(Collected data)
-- Start --
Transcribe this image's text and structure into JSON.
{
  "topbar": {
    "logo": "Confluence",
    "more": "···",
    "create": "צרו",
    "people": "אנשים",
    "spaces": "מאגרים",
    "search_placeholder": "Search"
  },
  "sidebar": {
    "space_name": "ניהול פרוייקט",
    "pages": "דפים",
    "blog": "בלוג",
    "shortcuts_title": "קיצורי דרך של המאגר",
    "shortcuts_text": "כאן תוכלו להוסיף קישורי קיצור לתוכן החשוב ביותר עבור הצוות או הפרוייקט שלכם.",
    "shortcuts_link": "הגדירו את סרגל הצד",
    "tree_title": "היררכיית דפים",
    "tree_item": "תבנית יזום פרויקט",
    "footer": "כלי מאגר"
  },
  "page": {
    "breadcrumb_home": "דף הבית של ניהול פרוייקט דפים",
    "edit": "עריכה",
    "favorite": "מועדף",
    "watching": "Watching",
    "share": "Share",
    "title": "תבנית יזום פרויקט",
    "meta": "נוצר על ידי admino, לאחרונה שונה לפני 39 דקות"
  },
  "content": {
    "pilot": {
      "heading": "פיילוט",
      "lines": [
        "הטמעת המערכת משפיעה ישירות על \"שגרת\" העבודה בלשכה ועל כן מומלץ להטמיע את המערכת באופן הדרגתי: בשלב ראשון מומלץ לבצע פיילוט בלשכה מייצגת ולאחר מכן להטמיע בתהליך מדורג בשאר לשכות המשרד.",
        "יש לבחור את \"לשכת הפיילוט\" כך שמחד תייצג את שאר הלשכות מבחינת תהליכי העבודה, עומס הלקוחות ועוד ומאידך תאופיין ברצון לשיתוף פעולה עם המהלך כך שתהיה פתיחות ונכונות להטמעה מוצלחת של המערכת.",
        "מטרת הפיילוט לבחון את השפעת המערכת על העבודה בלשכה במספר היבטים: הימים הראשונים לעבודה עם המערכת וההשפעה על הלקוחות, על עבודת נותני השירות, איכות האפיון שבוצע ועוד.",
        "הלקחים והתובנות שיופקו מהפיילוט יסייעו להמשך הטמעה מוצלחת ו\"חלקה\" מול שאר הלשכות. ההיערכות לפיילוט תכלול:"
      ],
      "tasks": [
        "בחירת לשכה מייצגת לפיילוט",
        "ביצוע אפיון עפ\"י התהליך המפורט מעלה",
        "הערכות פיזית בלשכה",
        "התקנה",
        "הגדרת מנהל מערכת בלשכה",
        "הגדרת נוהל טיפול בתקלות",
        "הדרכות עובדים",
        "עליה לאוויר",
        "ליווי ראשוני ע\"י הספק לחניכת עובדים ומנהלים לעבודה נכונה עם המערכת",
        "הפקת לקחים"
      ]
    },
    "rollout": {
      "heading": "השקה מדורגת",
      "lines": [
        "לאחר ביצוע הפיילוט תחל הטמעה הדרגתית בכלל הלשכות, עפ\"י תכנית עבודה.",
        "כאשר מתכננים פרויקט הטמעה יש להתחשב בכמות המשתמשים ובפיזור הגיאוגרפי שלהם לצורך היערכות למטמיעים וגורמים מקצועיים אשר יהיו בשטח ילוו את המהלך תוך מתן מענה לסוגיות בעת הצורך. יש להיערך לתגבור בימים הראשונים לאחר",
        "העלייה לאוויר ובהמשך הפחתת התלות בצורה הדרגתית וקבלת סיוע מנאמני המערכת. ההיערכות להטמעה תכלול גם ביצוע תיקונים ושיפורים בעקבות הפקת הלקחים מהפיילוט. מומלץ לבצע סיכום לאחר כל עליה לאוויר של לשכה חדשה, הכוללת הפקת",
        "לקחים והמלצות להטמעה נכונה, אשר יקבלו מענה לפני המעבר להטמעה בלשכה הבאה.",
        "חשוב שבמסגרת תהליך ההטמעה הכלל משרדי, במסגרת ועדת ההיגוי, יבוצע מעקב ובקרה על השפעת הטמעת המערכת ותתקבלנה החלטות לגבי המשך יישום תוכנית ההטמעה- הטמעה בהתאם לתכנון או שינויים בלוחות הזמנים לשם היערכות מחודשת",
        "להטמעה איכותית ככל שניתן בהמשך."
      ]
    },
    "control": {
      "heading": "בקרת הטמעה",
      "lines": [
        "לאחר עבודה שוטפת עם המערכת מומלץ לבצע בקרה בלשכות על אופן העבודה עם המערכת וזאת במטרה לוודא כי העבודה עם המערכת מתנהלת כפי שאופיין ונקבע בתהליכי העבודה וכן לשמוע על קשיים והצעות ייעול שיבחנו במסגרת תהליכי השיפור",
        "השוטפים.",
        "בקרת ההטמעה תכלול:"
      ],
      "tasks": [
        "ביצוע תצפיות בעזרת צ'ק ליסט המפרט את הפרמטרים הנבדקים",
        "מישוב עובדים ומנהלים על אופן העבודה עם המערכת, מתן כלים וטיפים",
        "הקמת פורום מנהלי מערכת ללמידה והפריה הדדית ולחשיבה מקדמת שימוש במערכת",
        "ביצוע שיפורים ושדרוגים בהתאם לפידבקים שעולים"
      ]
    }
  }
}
-- End --
◆ WRITTEN PROBLEM ◆
Extract all of the data above without altering anything.

◆ SOLUTION FOR THIS EXERCISE ◆
Transcribe this image's text and structure into JSON.
{
  "topbar": {
    "logo": "Confluence",
    "more": "···",
    "create": "צרו",
    "people": "אנשים",
    "spaces": "מאגרים",
    "search_placeholder": "Search"
  },
  "sidebar": {
    "space_name": "ניהול פרוייקט",
    "pages": "דפים",
    "blog": "בלוג",
    "shortcuts_title": "קיצורי דרך של המאגר",
    "shortcuts_text": "כאן תוכלו להוסיף קישורי קיצור לתוכן החשוב ביותר עבור הצוות או הפרוייקט שלכם.",
    "shortcuts_link": "הגדירו את סרגל הצד",
    "tree_title": "היררכיית דפים",
    "tree_item": "תבנית יזום פרויקט",
    "footer": "כלי מאגר"
  },
  "page": {
    "breadcrumb_home": "דף הבית של ניהול פרוייקט דפים",
    "edit": "עריכה",
    "favorite": "מועדף",
    "watching": "Watching",
    "share": "Share",
    "title": "תבנית יזום פרויקט",
    "meta": "נוצר על ידי admino, לאחרונה שונה לפני 39 דקות"
  },
  "content": {
    "pilot": {
      "heading": "פיילוט",
      "lines": [
        "הטמעת המערכת משפיעה ישירות על \"שגרת\" העבודה בלשכה ועל כן מומלץ להטמיע את המערכת באופן הדרגתי: בשלב ראשון מומלץ לבצע פיילוט בלשכה מייצגת ולאחר מכן להטמיע בתהליך מדורג בשאר לשכות המשרד.",
        "יש לבחור את \"לשכת הפיילוט\" כך שמחד תייצג את שאר הלשכות מבחינת תהליכי העבודה, עומס הלקוחות ועוד ומאידך תאופיין ברצון לשיתוף פעולה עם המהלך כך שתהיה פתיחות ונכונות להטמעה מוצלחת של המערכת.",
        "מטרת הפיילוט לבחון את השפעת המערכת על העבודה בלשכה במספר היבטים: הימים הראשונים לעבודה עם המערכת וההשפעה על הלקוחות, על עבודת נותני השירות, איכות האפיון שבוצע ועוד.",
        "הלקחים והתובנות שיופקו מהפיילוט יסייעו להמשך הטמעה מוצלחת ו\"חלקה\" מול שאר הלשכות. ההיערכות לפיילוט תכלול:"
      ],
      "tasks": [
        "בחירת לשכה מייצגת לפיילוט",
        "ביצוע אפיון עפ\"י התהליך המפורט מעלה",
        "הערכות פיזית בלשכה",
        "התקנה",
        "הגדרת מנהל מערכת בלשכה",
        "הגדרת נוהל טיפול בתקלות",
        "הדרכות עובדים",
        "עליה לאוויר",
        "ליווי ראשוני ע\"י הספק לחניכת עובדים ומנהלים לעבודה נכונה עם המערכת",
        "הפקת לקחים"
      ]
    },
    "rollout": {
      "heading": "השקה מדורגת",
      "lines": [
        "לאחר ביצוע הפיילוט תחל הטמעה הדרגתית בכלל הלשכות, עפ\"י תכנית עבודה.",
        "כאשר מתכננים פרויקט הטמעה יש להתחשב בכמות המשתמשים ובפיזור הגיאוגרפי שלהם לצורך היערכות למטמיעים וגורמים מקצועיים אשר יהיו בשטח ילוו את המהלך תוך מתן מענה לסוגיות בעת הצורך. יש להיערך לתגבור בימים הראשונים לאחר",
        "העלייה לאוויר ובהמשך הפחתת התלות בצורה הדרגתית וקבלת סיוע מנאמני המערכת. ההיערכות להטמעה תכלול גם ביצוע תיקונים ושיפורים בעקבות הפקת הלקחים מהפיילוט. מומלץ לבצע סיכום לאחר כל עליה לאוויר של לשכה חדשה, הכוללת הפקת",
        "לקחים והמלצות להטמעה נכונה, אשר יקבלו מענה לפני המעבר להטמעה בלשכה הבאה.",
        "חשוב שבמסגרת תהליך ההטמעה הכלל משרדי, במסגרת ועדת ההיגוי, יבוצע מעקב ובקרה על השפעת הטמעת המערכת ותתקבלנה החלטות לגבי המשך יישום תוכנית ההטמעה- הטמעה בהתאם לתכנון או שינויים בלוחות הזמנים לשם היערכות מחודשת",
        "להטמעה איכותית ככל שניתן בהמשך."
      ]
    },
    "control": {
      "heading": "בקרת הטמעה",
      "lines": [
        "לאחר עבודה שוטפת עם המערכת מומלץ לבצע בקרה בלשכות על אופן העבודה עם המערכת וזאת במטרה לוודא כי העבודה עם המערכת מתנהלת כפי שאופיין ונקבע בתהליכי העבודה וכן לשמוע על קשיים והצעות ייעול שיבחנו במסגרת תהליכי השיפור",
        "השוטפים.",
        "בקרת ההטמעה תכלול:"
      ],
      "tasks": [
        "ביצוע תצפיות בעזרת צ'ק ליסט המפרט את הפרמטרים הנבדקים",
        "מישוב עובדים ומנהלים על אופן העבודה עם המערכת, מתן כלים וטיפים",
        "הקמת פורום מנהלי מערכת ללמידה והפריה הדדית ולחשיבה מקדמת שימוש במערכת",
        "ביצוע שיפורים ושדרוגים בהתאם לפידבקים שעולים"
      ]
    }
  }
}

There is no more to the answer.